> **Aim of the task**
Repeat exactly, and only, the lines from the line bearing "Transcribe this image's" through the end of the material. Do not copy the pictures.

> **Given records**
::::::

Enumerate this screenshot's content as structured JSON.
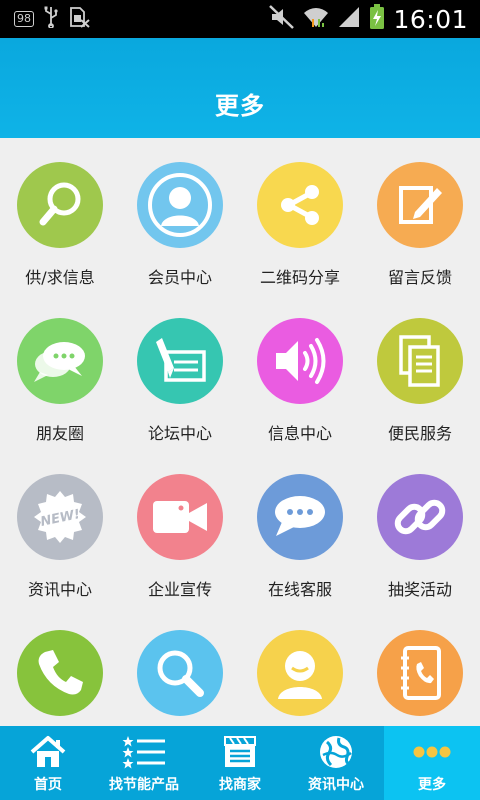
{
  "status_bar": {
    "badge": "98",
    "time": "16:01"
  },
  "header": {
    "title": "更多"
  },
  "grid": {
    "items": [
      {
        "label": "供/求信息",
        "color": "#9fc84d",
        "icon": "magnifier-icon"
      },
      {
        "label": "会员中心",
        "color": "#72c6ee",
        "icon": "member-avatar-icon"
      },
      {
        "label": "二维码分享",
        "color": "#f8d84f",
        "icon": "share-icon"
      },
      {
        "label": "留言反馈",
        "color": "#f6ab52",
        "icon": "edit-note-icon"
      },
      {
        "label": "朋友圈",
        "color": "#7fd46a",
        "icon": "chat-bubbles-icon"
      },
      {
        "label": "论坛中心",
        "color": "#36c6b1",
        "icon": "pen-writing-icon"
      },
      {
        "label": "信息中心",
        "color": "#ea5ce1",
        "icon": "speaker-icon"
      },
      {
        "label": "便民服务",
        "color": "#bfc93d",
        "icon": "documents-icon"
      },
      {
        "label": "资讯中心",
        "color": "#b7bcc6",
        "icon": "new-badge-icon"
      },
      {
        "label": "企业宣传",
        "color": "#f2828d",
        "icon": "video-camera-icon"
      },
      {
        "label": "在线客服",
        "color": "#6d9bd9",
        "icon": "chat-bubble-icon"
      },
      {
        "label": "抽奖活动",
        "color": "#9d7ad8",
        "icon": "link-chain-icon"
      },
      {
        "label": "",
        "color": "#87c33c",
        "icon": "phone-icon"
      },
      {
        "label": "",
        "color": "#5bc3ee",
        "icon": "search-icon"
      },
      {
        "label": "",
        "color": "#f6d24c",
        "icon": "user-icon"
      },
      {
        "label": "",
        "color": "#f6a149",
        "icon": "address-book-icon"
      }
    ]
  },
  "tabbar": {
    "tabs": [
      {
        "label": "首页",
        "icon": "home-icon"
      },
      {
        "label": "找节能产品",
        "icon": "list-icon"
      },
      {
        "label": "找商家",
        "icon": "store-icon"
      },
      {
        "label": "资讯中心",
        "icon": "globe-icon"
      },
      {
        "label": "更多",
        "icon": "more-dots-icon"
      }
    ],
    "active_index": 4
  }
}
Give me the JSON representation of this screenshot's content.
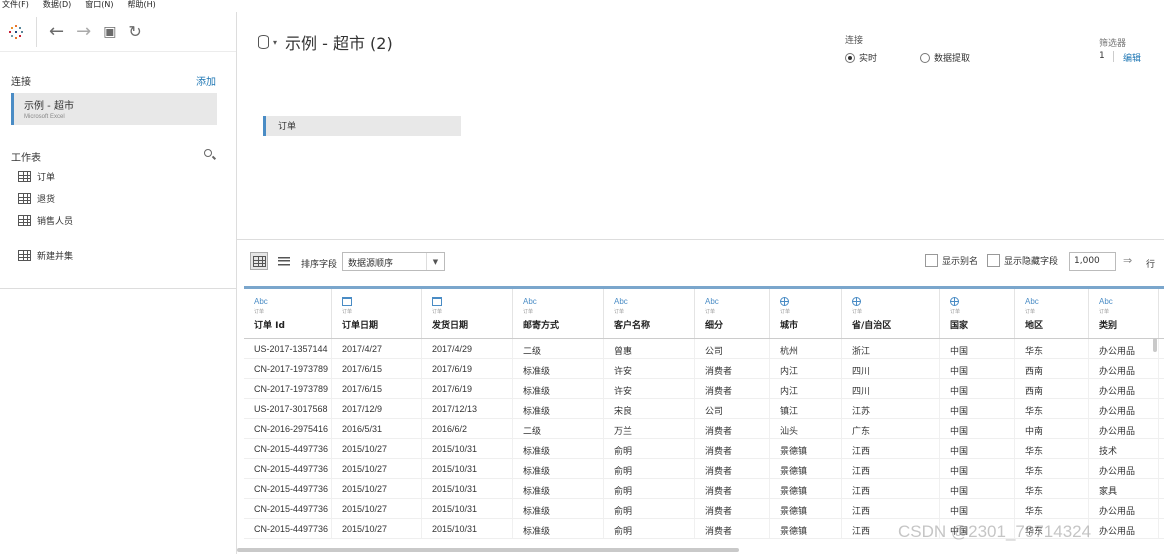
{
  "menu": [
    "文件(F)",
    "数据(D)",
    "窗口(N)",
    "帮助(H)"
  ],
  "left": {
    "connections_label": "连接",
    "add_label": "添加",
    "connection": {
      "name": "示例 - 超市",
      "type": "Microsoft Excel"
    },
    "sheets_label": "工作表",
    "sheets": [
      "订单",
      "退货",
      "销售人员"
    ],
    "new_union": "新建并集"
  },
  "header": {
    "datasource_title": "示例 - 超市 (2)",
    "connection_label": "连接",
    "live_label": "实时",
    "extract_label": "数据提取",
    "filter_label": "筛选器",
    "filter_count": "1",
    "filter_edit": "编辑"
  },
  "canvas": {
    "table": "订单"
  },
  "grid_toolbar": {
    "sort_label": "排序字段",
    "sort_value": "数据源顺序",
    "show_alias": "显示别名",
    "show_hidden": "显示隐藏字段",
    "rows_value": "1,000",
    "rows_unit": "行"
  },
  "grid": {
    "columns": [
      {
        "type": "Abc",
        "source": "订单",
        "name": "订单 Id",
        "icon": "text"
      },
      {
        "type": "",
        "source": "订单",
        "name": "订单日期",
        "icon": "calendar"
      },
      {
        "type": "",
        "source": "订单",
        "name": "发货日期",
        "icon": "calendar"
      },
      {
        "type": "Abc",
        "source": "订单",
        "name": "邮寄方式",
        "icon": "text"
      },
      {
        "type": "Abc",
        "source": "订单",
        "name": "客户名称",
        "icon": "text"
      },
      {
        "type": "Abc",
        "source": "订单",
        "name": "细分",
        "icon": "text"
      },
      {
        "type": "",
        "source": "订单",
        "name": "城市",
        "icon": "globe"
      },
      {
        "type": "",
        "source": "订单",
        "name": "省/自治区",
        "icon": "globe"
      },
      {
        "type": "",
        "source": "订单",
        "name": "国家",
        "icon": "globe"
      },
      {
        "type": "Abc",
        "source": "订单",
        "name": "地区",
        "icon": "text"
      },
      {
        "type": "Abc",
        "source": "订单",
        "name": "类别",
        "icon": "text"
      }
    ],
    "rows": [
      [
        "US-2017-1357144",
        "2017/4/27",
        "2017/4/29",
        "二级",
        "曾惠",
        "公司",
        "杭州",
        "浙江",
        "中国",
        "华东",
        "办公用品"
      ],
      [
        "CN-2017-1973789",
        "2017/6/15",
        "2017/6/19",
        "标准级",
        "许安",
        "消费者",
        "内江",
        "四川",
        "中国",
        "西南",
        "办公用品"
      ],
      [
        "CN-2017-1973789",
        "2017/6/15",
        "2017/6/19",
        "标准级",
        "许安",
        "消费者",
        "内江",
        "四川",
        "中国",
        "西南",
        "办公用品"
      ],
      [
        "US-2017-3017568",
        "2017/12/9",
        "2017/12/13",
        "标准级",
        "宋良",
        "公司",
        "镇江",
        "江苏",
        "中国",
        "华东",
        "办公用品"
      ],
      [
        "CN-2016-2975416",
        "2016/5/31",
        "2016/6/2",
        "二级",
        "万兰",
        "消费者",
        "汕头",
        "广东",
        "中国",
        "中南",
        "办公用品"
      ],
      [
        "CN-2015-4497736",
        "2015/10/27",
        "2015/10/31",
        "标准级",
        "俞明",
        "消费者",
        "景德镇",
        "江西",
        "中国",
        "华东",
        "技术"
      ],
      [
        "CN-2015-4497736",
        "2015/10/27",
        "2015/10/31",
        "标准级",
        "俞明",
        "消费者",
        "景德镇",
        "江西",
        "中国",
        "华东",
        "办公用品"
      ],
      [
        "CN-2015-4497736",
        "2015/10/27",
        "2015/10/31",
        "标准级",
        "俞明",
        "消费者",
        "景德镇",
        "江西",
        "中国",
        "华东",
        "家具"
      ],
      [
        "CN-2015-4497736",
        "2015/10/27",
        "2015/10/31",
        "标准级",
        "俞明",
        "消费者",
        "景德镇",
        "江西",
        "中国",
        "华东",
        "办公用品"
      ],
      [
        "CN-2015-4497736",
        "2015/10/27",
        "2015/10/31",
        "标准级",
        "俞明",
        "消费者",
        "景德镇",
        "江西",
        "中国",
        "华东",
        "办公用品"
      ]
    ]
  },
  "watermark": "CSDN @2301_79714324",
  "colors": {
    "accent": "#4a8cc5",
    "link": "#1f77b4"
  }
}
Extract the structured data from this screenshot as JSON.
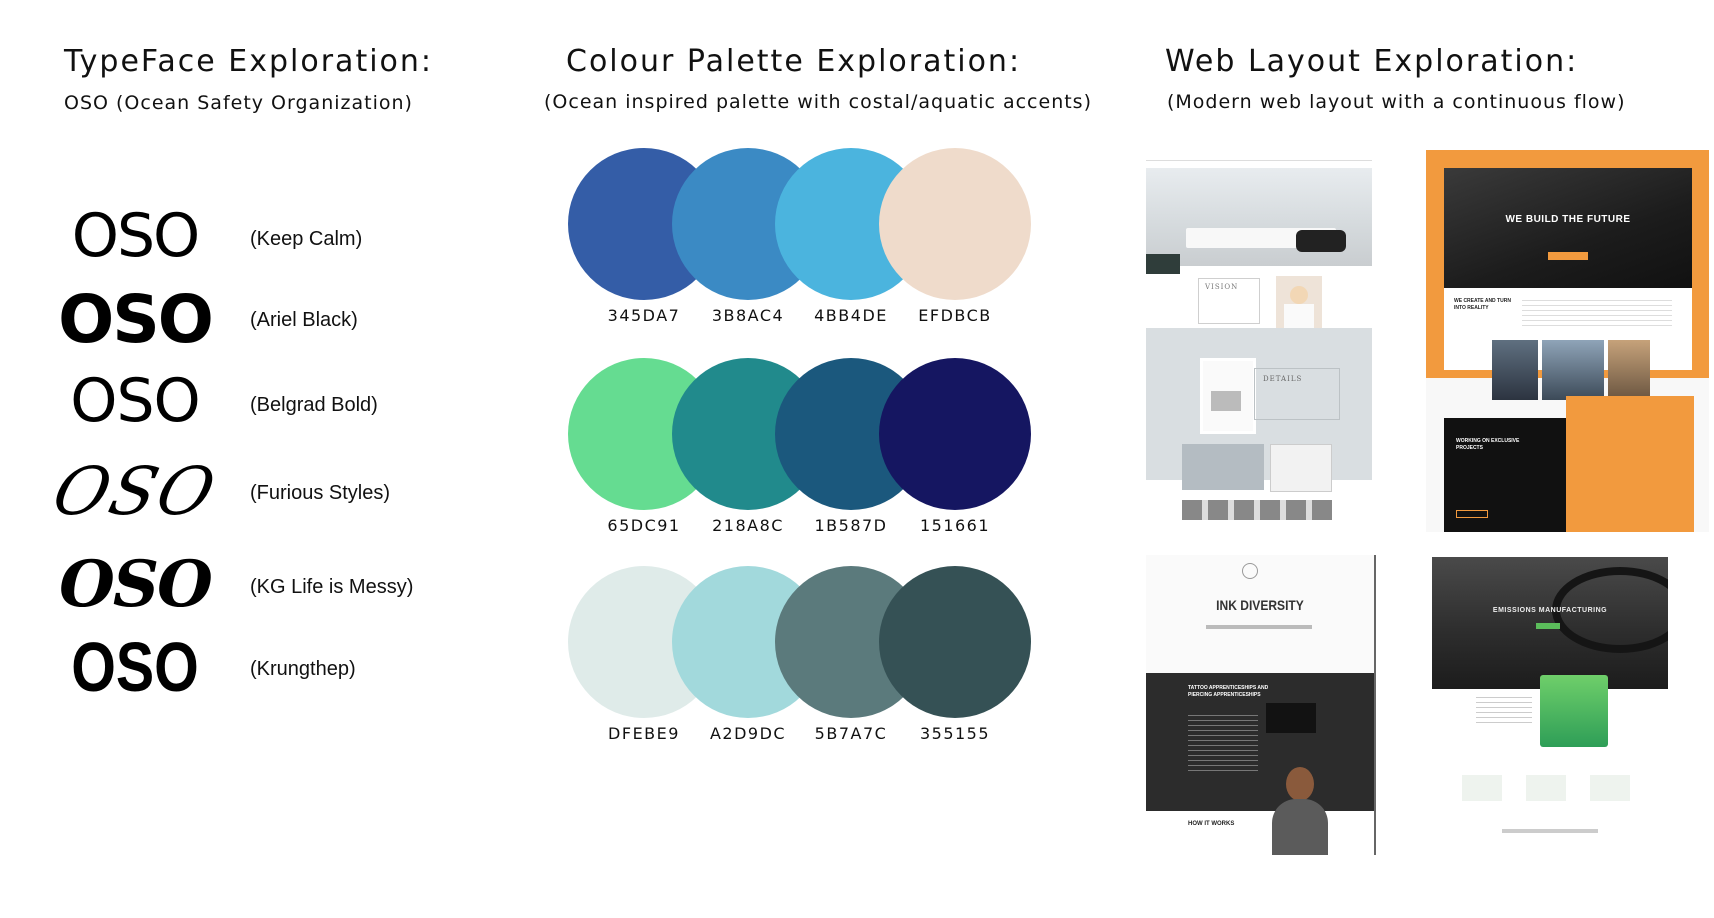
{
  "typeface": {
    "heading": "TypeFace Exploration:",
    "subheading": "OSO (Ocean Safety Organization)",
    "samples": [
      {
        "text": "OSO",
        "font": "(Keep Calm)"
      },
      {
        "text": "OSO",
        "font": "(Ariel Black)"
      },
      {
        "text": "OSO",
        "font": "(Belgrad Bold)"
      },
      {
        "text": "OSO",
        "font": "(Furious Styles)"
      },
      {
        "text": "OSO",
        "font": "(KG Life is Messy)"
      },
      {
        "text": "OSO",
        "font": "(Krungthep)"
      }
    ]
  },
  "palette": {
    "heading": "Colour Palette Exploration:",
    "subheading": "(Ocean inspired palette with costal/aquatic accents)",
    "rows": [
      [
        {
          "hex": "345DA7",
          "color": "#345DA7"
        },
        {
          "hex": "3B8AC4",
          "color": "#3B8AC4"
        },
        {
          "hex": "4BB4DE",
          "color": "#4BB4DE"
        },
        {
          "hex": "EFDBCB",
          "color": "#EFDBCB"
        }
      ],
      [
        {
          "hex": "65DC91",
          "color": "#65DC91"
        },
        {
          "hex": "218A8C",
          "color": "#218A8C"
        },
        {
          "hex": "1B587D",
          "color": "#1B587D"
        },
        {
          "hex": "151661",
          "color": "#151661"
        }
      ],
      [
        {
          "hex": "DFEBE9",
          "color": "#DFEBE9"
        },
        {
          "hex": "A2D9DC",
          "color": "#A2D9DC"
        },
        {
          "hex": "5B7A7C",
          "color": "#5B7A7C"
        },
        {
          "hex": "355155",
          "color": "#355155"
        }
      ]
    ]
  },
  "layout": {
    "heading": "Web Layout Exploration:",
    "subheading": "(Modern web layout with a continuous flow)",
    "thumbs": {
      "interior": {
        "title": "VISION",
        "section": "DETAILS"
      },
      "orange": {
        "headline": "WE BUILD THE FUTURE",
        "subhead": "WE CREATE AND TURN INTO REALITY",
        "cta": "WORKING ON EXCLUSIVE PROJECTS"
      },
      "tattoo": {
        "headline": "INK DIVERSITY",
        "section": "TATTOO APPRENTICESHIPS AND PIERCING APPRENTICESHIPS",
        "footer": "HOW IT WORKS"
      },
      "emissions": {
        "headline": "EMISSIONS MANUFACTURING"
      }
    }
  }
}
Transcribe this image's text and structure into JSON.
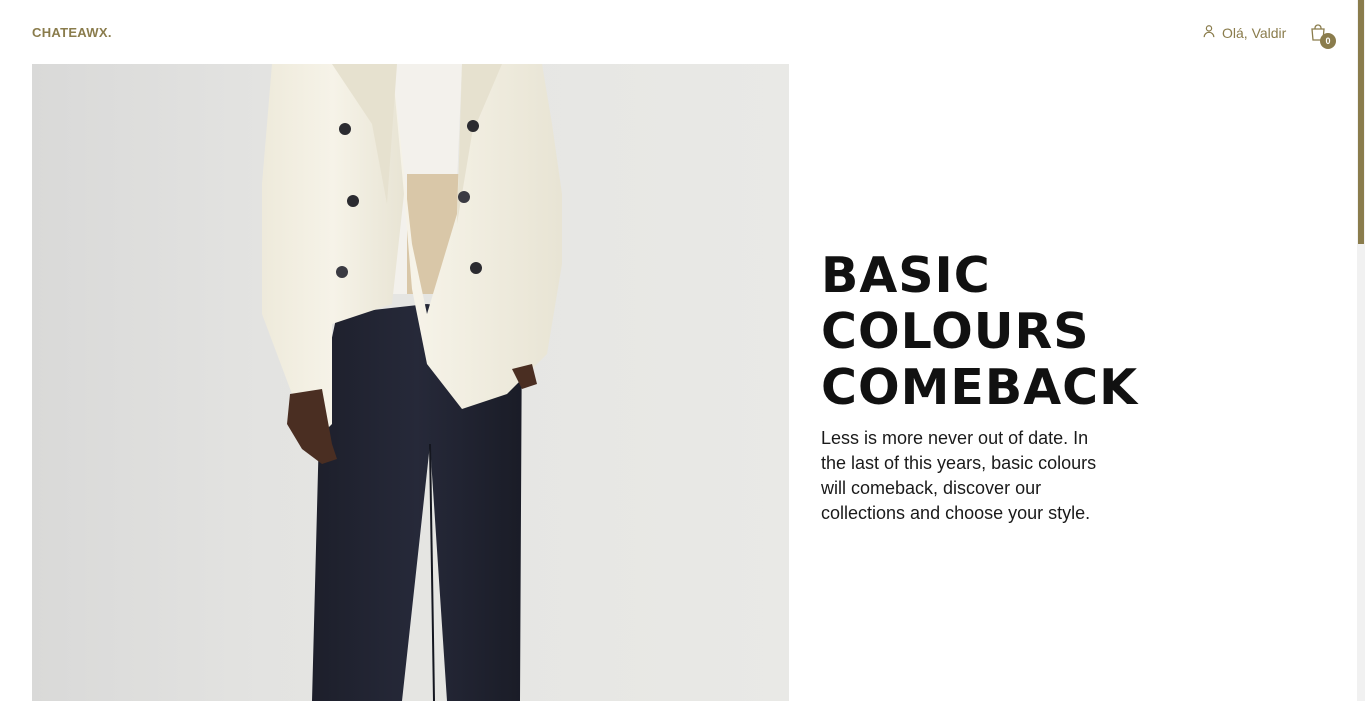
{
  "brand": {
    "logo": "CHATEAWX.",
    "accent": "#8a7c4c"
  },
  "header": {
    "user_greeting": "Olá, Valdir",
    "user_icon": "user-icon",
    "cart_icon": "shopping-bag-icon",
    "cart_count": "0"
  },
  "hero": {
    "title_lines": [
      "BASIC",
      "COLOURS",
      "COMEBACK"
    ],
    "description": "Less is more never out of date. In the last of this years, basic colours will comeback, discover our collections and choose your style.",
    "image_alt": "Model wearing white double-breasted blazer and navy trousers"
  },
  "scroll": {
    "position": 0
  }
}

::::::

> **Correct response**
Transcribe this image's text and structure into JSON.
{
  "brand": {
    "logo": "CHATEAWX.",
    "accent": "#8a7c4c"
  },
  "header": {
    "user_greeting": "Olá, Valdir",
    "user_icon": "user-icon",
    "cart_icon": "shopping-bag-icon",
    "cart_count": "0"
  },
  "hero": {
    "title_lines": [
      "BASIC",
      "COLOURS",
      "COMEBACK"
    ],
    "description": "Less is more never out of date. In the last of this years, basic colours will comeback, discover our collections and choose your style.",
    "image_alt": "Model wearing white double-breasted blazer and navy trousers"
  },
  "scroll": {
    "position": 0
  }
}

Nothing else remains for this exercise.